* _Exercise_
Each record must be reproduced exactly as it is shown.

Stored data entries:
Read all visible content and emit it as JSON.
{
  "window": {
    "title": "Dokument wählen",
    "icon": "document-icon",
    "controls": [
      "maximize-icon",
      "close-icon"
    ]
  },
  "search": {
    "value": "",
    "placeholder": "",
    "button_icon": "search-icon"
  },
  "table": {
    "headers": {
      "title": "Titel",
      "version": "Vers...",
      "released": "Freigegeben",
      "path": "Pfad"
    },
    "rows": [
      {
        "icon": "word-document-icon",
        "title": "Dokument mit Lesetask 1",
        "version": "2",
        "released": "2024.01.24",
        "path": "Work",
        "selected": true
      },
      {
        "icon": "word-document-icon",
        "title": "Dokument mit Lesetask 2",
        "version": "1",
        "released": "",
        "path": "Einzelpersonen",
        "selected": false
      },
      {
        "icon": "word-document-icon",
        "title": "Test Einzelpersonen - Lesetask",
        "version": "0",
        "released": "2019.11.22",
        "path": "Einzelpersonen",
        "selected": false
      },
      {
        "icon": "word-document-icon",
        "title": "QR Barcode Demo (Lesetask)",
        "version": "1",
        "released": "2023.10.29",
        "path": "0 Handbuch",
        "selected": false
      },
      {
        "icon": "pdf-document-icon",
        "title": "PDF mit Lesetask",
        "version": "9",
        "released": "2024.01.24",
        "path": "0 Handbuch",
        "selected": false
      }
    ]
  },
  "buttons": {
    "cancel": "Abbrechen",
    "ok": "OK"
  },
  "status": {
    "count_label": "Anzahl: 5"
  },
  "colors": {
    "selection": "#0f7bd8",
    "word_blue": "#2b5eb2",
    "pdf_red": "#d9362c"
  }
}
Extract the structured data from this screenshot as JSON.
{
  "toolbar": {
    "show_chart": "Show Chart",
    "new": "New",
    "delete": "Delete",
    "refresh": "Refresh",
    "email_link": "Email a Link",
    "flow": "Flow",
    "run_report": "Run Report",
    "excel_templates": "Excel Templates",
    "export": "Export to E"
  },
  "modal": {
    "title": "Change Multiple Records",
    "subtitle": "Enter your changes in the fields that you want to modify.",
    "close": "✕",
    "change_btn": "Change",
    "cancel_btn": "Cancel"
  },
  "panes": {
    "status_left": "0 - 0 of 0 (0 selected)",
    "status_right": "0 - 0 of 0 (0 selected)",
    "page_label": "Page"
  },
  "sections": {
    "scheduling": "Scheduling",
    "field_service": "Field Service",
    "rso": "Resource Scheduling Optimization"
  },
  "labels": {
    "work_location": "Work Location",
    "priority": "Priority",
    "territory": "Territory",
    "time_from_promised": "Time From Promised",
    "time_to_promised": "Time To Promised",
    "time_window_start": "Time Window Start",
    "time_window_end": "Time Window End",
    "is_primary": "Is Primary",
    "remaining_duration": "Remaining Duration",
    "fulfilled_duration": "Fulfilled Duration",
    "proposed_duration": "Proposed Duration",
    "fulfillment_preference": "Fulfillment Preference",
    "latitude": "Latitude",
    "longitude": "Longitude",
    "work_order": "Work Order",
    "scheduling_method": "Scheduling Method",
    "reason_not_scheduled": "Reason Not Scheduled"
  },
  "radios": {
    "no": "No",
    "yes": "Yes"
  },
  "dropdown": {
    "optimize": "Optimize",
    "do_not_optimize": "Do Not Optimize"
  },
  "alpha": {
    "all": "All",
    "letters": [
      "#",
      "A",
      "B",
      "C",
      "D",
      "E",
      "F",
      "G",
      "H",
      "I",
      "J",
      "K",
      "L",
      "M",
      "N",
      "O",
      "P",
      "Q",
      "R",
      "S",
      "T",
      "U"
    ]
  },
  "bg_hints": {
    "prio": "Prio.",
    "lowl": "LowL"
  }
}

* _The solution_
Read all visible content and emit it as JSON.
{
  "window": {
    "title": "Dokument wählen",
    "icon": "document-icon",
    "controls": [
      "maximize-icon",
      "close-icon"
    ]
  },
  "search": {
    "value": "",
    "placeholder": "",
    "button_icon": "search-icon"
  },
  "table": {
    "headers": {
      "title": "Titel",
      "version": "Vers...",
      "released": "Freigegeben",
      "path": "Pfad"
    },
    "rows": [
      {
        "icon": "word-document-icon",
        "title": "Dokument mit Lesetask 1",
        "version": "2",
        "released": "2024.01.24",
        "path": "Work",
        "selected": true
      },
      {
        "icon": "word-document-icon",
        "title": "Dokument mit Lesetask 2",
        "version": "1",
        "released": "",
        "path": "Einzelpersonen",
        "selected": false
      },
      {
        "icon": "word-document-icon",
        "title": "Test Einzelpersonen - Lesetask",
        "version": "0",
        "released": "2019.11.22",
        "path": "Einzelpersonen",
        "selected": false
      },
      {
        "icon": "word-document-icon",
        "title": "QR Barcode Demo (Lesetask)",
        "version": "1",
        "released": "2023.10.29",
        "path": "0 Handbuch",
        "selected": false
      },
      {
        "icon": "pdf-document-icon",
        "title": "PDF mit Lesetask",
        "version": "9",
        "released": "2024.01.24",
        "path": "0 Handbuch",
        "selected": false
      }
    ]
  },
  "buttons": {
    "cancel": "Abbrechen",
    "ok": "OK"
  },
  "status": {
    "count_label": "Anzahl: 5"
  },
  "colors": {
    "selection": "#0f7bd8",
    "word_blue": "#2b5eb2",
    "pdf_red": "#d9362c"
  }
}
Extract the structured data from this screenshot as JSON.
{
  "toolbar": {
    "show_chart": "Show Chart",
    "new": "New",
    "delete": "Delete",
    "refresh": "Refresh",
    "email_link": "Email a Link",
    "flow": "Flow",
    "run_report": "Run Report",
    "excel_templates": "Excel Templates",
    "export": "Export to E"
  },
  "modal": {
    "title": "Change Multiple Records",
    "subtitle": "Enter your changes in the fields that you want to modify.",
    "close": "✕",
    "change_btn": "Change",
    "cancel_btn": "Cancel"
  },
  "panes": {
    "status_left": "0 - 0 of 0 (0 selected)",
    "status_right": "0 - 0 of 0 (0 selected)",
    "page_label": "Page"
  },
  "sections": {
    "scheduling": "Scheduling",
    "field_service": "Field Service",
    "rso": "Resource Scheduling Optimization"
  },
  "labels": {
    "work_location": "Work Location",
    "priority": "Priority",
    "territory": "Territory",
    "time_from_promised": "Time From Promised",
    "time_to_promised": "Time To Promised",
    "time_window_start": "Time Window Start",
    "time_window_end": "Time Window End",
    "is_primary": "Is Primary",
    "remaining_duration": "Remaining Duration",
    "fulfilled_duration": "Fulfilled Duration",
    "proposed_duration": "Proposed Duration",
    "fulfillment_preference": "Fulfillment Preference",
    "latitude": "Latitude",
    "longitude": "Longitude",
    "work_order": "Work Order",
    "scheduling_method": "Scheduling Method",
    "reason_not_scheduled": "Reason Not Scheduled"
  },
  "radios": {
    "no": "No",
    "yes": "Yes"
  },
  "dropdown": {
    "optimize": "Optimize",
    "do_not_optimize": "Do Not Optimize"
  },
  "alpha": {
    "all": "All",
    "letters": [
      "#",
      "A",
      "B",
      "C",
      "D",
      "E",
      "F",
      "G",
      "H",
      "I",
      "J",
      "K",
      "L",
      "M",
      "N",
      "O",
      "P",
      "Q",
      "R",
      "S",
      "T",
      "U"
    ]
  },
  "bg_hints": {
    "prio": "Prio.",
    "lowl": "LowL"
  }
}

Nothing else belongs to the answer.